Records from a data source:
····················
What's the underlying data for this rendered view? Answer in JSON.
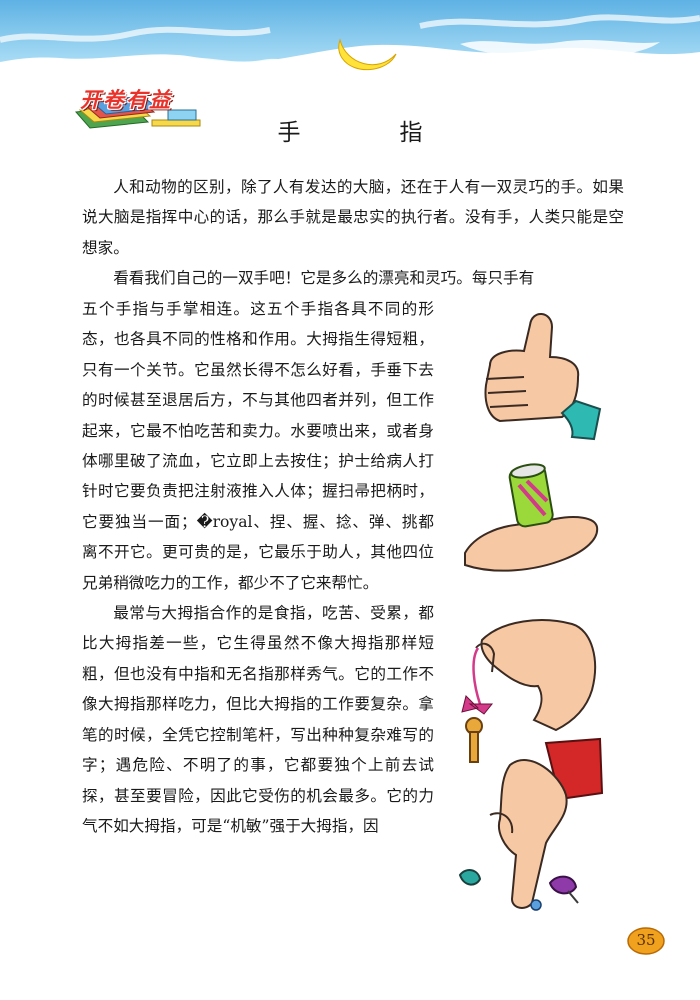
{
  "header": {
    "badge_text": "开卷有益",
    "title": "手　指"
  },
  "content": {
    "paragraphs_full": [
      "人和动物的区别，除了人有发达的大脑，还在于人有一双灵巧的手。如果说大脑是指挥中心的话，那么手就是最忠实的执行者。没有手，人类只能是空想家。",
      "看看我们自己的一双手吧！它是多么的漂亮和灵巧。每只手有"
    ],
    "paragraphs_narrow": [
      "五个手指与手掌相连。这五个手指各具不同的形态，也各具不同的性格和作用。大拇指生得短粗，只有一个关节。它虽然长得不怎么好看，手垂下去的时候甚至退居后方，不与其他四者并列，但工作起来，它最不怕吃苦和卖力。水要喷出来，或者身体哪里破了流血，它立即上去按住；护士给病人打针时它要负责把注射液推入人体；握扫帚把柄时，它要独当一面；�royal、捏、握、捻、弹、挑都离不开它。更可贵的是，它最乐于助人，其他四位兄弟稍微吃力的工作，都少不了它来帮忙。",
      "最常与大拇指合作的是食指，吃苦、受累，都比大拇指差一些，它生得虽然不像大拇指那样短粗，但也没有中指和无名指那样秀气。它的工作不像大拇指那样吃力，但比大拇指的工作要复杂。拿笔的时候，全凭它控制笔杆，写出种种复杂难写的字；遇危险、不明了的事，它都要独个上前去试探，甚至要冒险，因此它受伤的机会最多。它的力气不如大拇指，可是“机敏”强于大拇指，因"
    ]
  },
  "footer": {
    "page_number": "35"
  },
  "colors": {
    "sky": "#6ab9e6",
    "moon": "#ffe23a",
    "badge_red": "#e8322a",
    "page_circle": "#f0a11e"
  },
  "icons": [
    "moon-icon",
    "books-icon",
    "thumbs-up-icon",
    "can-on-palm-icon",
    "fingers-with-key-icon",
    "fingers-with-pushpins-icon"
  ]
}
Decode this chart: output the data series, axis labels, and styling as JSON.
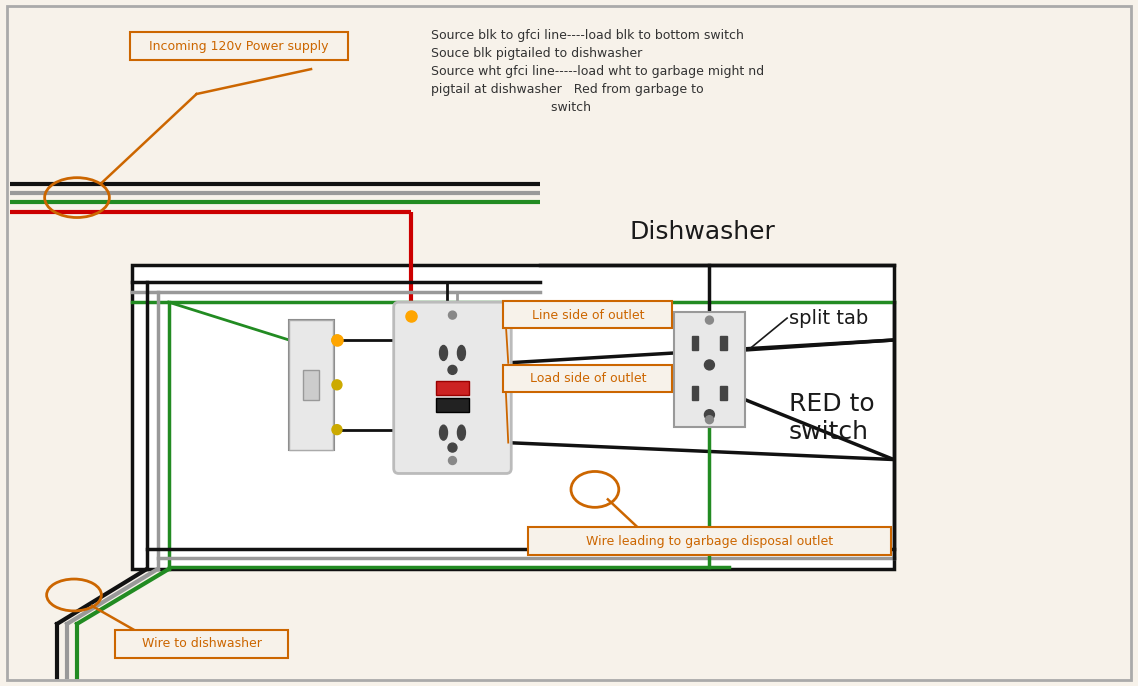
{
  "bg_color": "#f7f2ea",
  "wire_black": "#111111",
  "wire_white": "#999999",
  "wire_green": "#228B22",
  "wire_red": "#cc0000",
  "annotation_color": "#cc6600",
  "annotation_bg": "#f7f2ea",
  "notes_text": "Source blk to gfci line----load blk to bottom switch\nSouce blk pigtailed to dishwasher\nSource wht gfci line-----load wht to garbage might nd\npigtail at dishwasher   Red from garbage to\n                              switch",
  "label_incoming": "Incoming 120v Power supply",
  "label_dishwasher_wire": "Wire to dishwasher",
  "label_garbage_wire": "Wire leading to garbage disposal outlet",
  "label_line_side": "Line side of outlet",
  "label_load_side": "Load side of outlet",
  "label_split_tab": "split tab",
  "label_dishwasher": "Dishwasher",
  "label_red_switch": "RED to\nswitch"
}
····················
* **Goal**:
Extract exactly the lines above from the line containing "Decode this chart: output" through the last one, both ends included, but not the pictures.

* **Result for this exercise**:
Decode this chart: output the data series, axis labels, and styling as JSON.
{
  "bg_color": "#f7f2ea",
  "wire_black": "#111111",
  "wire_white": "#999999",
  "wire_green": "#228B22",
  "wire_red": "#cc0000",
  "annotation_color": "#cc6600",
  "annotation_bg": "#f7f2ea",
  "notes_text": "Source blk to gfci line----load blk to bottom switch\nSouce blk pigtailed to dishwasher\nSource wht gfci line-----load wht to garbage might nd\npigtail at dishwasher   Red from garbage to\n                              switch",
  "label_incoming": "Incoming 120v Power supply",
  "label_dishwasher_wire": "Wire to dishwasher",
  "label_garbage_wire": "Wire leading to garbage disposal outlet",
  "label_line_side": "Line side of outlet",
  "label_load_side": "Load side of outlet",
  "label_split_tab": "split tab",
  "label_dishwasher": "Dishwasher",
  "label_red_switch": "RED to\nswitch"
}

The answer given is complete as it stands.